BEGIN

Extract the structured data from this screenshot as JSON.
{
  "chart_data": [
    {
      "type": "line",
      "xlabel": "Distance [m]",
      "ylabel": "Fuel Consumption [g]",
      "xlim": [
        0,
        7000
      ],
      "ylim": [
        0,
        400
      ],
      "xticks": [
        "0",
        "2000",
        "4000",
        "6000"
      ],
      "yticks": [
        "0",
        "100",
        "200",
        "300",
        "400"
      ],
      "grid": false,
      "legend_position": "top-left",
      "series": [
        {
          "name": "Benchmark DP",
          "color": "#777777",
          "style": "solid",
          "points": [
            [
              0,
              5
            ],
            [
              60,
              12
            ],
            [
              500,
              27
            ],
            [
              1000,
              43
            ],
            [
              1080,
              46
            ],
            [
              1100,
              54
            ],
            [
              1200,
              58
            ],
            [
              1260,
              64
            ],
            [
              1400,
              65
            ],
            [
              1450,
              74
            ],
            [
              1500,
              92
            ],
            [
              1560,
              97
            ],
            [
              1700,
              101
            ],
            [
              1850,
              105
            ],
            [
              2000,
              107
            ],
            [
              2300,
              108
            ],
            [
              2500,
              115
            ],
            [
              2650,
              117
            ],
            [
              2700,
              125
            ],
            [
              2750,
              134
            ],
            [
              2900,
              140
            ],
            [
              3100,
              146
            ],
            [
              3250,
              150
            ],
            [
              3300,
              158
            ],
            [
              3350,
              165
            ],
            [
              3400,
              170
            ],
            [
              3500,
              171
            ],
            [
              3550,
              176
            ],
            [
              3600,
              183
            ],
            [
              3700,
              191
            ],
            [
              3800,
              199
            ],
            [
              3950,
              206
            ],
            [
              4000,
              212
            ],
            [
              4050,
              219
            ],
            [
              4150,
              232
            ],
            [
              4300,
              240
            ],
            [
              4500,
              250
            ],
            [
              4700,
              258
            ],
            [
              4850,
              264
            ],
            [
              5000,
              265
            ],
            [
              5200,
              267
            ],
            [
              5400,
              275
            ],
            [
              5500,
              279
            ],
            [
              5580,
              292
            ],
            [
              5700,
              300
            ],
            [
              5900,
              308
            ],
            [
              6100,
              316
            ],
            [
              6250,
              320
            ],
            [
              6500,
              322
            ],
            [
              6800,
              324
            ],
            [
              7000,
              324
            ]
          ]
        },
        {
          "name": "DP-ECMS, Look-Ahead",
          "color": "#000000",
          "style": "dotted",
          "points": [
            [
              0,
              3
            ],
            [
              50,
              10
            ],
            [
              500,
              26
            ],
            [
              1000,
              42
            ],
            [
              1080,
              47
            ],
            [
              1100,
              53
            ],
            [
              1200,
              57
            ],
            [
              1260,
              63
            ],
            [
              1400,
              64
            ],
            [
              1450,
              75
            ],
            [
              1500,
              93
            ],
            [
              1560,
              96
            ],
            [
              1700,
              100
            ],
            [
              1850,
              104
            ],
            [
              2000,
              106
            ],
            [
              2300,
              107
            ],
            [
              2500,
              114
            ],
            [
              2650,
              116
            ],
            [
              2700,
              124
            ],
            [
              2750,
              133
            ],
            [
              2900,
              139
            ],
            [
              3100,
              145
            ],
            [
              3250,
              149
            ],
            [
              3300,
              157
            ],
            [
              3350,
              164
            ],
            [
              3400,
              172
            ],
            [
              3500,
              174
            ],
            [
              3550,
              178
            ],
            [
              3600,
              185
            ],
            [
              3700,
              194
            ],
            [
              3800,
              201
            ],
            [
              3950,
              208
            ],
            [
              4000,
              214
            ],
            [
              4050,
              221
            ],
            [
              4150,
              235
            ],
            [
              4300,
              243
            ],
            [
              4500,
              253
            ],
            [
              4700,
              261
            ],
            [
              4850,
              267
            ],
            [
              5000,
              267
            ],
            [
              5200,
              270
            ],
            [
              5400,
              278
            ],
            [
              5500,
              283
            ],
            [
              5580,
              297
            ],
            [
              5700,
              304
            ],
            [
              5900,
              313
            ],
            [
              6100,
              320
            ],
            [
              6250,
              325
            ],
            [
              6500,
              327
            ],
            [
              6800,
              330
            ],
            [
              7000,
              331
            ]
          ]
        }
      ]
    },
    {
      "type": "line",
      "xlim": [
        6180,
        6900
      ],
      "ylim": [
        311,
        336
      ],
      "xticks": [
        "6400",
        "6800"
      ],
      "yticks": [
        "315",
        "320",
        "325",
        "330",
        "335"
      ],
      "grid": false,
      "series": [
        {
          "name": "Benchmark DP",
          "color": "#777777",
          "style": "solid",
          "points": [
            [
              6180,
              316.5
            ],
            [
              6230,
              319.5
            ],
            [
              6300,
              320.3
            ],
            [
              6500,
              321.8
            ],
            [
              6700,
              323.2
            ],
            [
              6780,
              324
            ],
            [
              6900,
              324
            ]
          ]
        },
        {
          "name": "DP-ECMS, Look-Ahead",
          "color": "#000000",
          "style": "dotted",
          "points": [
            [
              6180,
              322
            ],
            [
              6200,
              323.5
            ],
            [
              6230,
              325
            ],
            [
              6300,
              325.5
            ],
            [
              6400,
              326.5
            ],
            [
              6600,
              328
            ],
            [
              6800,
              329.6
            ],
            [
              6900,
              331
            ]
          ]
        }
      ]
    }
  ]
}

END

**YOUR OBJECTIVE:** Every record above should be copied exactly.

**RESPONSE TO THIS TASK:**
Extract the structured data from this screenshot as JSON.
{
  "chart_data": [
    {
      "type": "line",
      "xlabel": "Distance [m]",
      "ylabel": "Fuel Consumption [g]",
      "xlim": [
        0,
        7000
      ],
      "ylim": [
        0,
        400
      ],
      "xticks": [
        "0",
        "2000",
        "4000",
        "6000"
      ],
      "yticks": [
        "0",
        "100",
        "200",
        "300",
        "400"
      ],
      "grid": false,
      "legend_position": "top-left",
      "series": [
        {
          "name": "Benchmark DP",
          "color": "#777777",
          "style": "solid",
          "points": [
            [
              0,
              5
            ],
            [
              60,
              12
            ],
            [
              500,
              27
            ],
            [
              1000,
              43
            ],
            [
              1080,
              46
            ],
            [
              1100,
              54
            ],
            [
              1200,
              58
            ],
            [
              1260,
              64
            ],
            [
              1400,
              65
            ],
            [
              1450,
              74
            ],
            [
              1500,
              92
            ],
            [
              1560,
              97
            ],
            [
              1700,
              101
            ],
            [
              1850,
              105
            ],
            [
              2000,
              107
            ],
            [
              2300,
              108
            ],
            [
              2500,
              115
            ],
            [
              2650,
              117
            ],
            [
              2700,
              125
            ],
            [
              2750,
              134
            ],
            [
              2900,
              140
            ],
            [
              3100,
              146
            ],
            [
              3250,
              150
            ],
            [
              3300,
              158
            ],
            [
              3350,
              165
            ],
            [
              3400,
              170
            ],
            [
              3500,
              171
            ],
            [
              3550,
              176
            ],
            [
              3600,
              183
            ],
            [
              3700,
              191
            ],
            [
              3800,
              199
            ],
            [
              3950,
              206
            ],
            [
              4000,
              212
            ],
            [
              4050,
              219
            ],
            [
              4150,
              232
            ],
            [
              4300,
              240
            ],
            [
              4500,
              250
            ],
            [
              4700,
              258
            ],
            [
              4850,
              264
            ],
            [
              5000,
              265
            ],
            [
              5200,
              267
            ],
            [
              5400,
              275
            ],
            [
              5500,
              279
            ],
            [
              5580,
              292
            ],
            [
              5700,
              300
            ],
            [
              5900,
              308
            ],
            [
              6100,
              316
            ],
            [
              6250,
              320
            ],
            [
              6500,
              322
            ],
            [
              6800,
              324
            ],
            [
              7000,
              324
            ]
          ]
        },
        {
          "name": "DP-ECMS, Look-Ahead",
          "color": "#000000",
          "style": "dotted",
          "points": [
            [
              0,
              3
            ],
            [
              50,
              10
            ],
            [
              500,
              26
            ],
            [
              1000,
              42
            ],
            [
              1080,
              47
            ],
            [
              1100,
              53
            ],
            [
              1200,
              57
            ],
            [
              1260,
              63
            ],
            [
              1400,
              64
            ],
            [
              1450,
              75
            ],
            [
              1500,
              93
            ],
            [
              1560,
              96
            ],
            [
              1700,
              100
            ],
            [
              1850,
              104
            ],
            [
              2000,
              106
            ],
            [
              2300,
              107
            ],
            [
              2500,
              114
            ],
            [
              2650,
              116
            ],
            [
              2700,
              124
            ],
            [
              2750,
              133
            ],
            [
              2900,
              139
            ],
            [
              3100,
              145
            ],
            [
              3250,
              149
            ],
            [
              3300,
              157
            ],
            [
              3350,
              164
            ],
            [
              3400,
              172
            ],
            [
              3500,
              174
            ],
            [
              3550,
              178
            ],
            [
              3600,
              185
            ],
            [
              3700,
              194
            ],
            [
              3800,
              201
            ],
            [
              3950,
              208
            ],
            [
              4000,
              214
            ],
            [
              4050,
              221
            ],
            [
              4150,
              235
            ],
            [
              4300,
              243
            ],
            [
              4500,
              253
            ],
            [
              4700,
              261
            ],
            [
              4850,
              267
            ],
            [
              5000,
              267
            ],
            [
              5200,
              270
            ],
            [
              5400,
              278
            ],
            [
              5500,
              283
            ],
            [
              5580,
              297
            ],
            [
              5700,
              304
            ],
            [
              5900,
              313
            ],
            [
              6100,
              320
            ],
            [
              6250,
              325
            ],
            [
              6500,
              327
            ],
            [
              6800,
              330
            ],
            [
              7000,
              331
            ]
          ]
        }
      ]
    },
    {
      "type": "line",
      "xlim": [
        6180,
        6900
      ],
      "ylim": [
        311,
        336
      ],
      "xticks": [
        "6400",
        "6800"
      ],
      "yticks": [
        "315",
        "320",
        "325",
        "330",
        "335"
      ],
      "grid": false,
      "series": [
        {
          "name": "Benchmark DP",
          "color": "#777777",
          "style": "solid",
          "points": [
            [
              6180,
              316.5
            ],
            [
              6230,
              319.5
            ],
            [
              6300,
              320.3
            ],
            [
              6500,
              321.8
            ],
            [
              6700,
              323.2
            ],
            [
              6780,
              324
            ],
            [
              6900,
              324
            ]
          ]
        },
        {
          "name": "DP-ECMS, Look-Ahead",
          "color": "#000000",
          "style": "dotted",
          "points": [
            [
              6180,
              322
            ],
            [
              6200,
              323.5
            ],
            [
              6230,
              325
            ],
            [
              6300,
              325.5
            ],
            [
              6400,
              326.5
            ],
            [
              6600,
              328
            ],
            [
              6800,
              329.6
            ],
            [
              6900,
              331
            ]
          ]
        }
      ]
    }
  ]
}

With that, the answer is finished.